Work instructions —
Write out the full listing exactly as given, minus the images.

Figure record listings:
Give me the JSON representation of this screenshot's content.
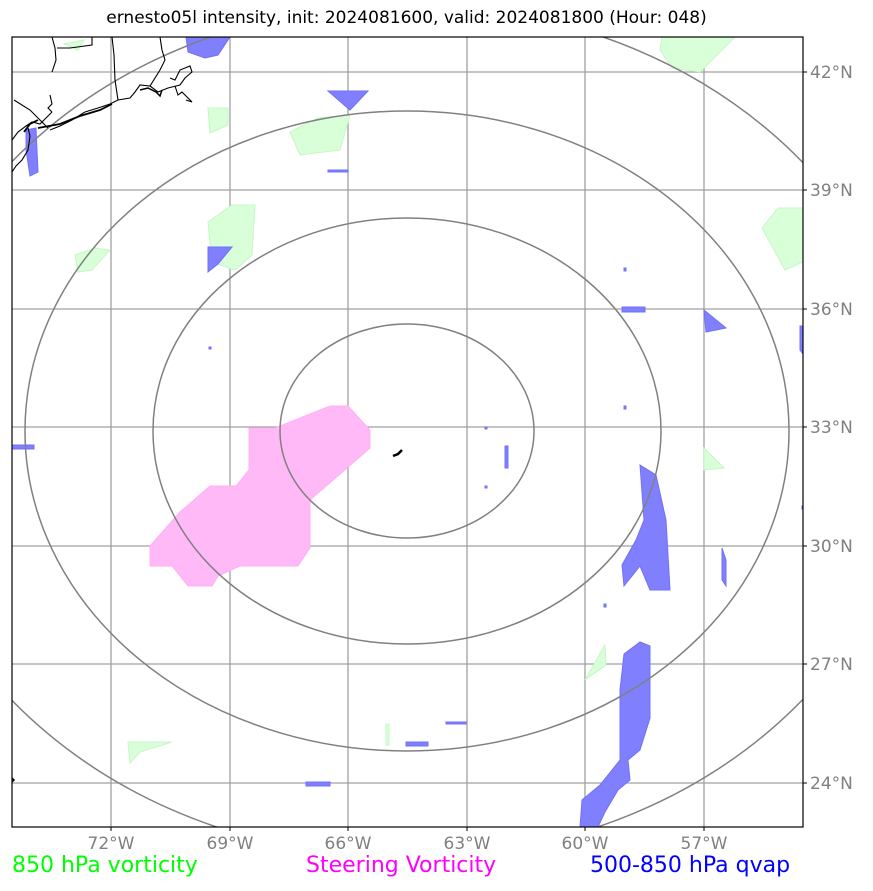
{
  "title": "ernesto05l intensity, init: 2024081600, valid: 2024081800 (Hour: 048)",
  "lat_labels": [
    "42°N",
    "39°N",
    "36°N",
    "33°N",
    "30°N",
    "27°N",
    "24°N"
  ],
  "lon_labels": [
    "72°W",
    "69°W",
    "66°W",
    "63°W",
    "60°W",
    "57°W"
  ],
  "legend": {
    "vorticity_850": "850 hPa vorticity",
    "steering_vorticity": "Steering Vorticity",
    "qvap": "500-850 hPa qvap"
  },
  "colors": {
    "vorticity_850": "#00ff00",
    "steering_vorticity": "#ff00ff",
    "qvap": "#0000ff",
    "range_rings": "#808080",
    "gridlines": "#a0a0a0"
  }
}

In response —
Give me the JSON representation of this screenshot's content.
{
  "title": "ernesto05l intensity, init: 2024081600, valid: 2024081800 (Hour: 048)",
  "lat_labels": [
    "42°N",
    "39°N",
    "36°N",
    "33°N",
    "30°N",
    "27°N",
    "24°N"
  ],
  "lon_labels": [
    "72°W",
    "69°W",
    "66°W",
    "63°W",
    "60°W",
    "57°W"
  ],
  "legend": {
    "vorticity_850": "850 hPa vorticity",
    "steering_vorticity": "Steering Vorticity",
    "qvap": "500-850 hPa qvap"
  },
  "colors": {
    "vorticity_850": "#00ff00",
    "steering_vorticity": "#ff00ff",
    "qvap": "#0000ff",
    "range_rings": "#808080",
    "gridlines": "#a0a0a0"
  }
}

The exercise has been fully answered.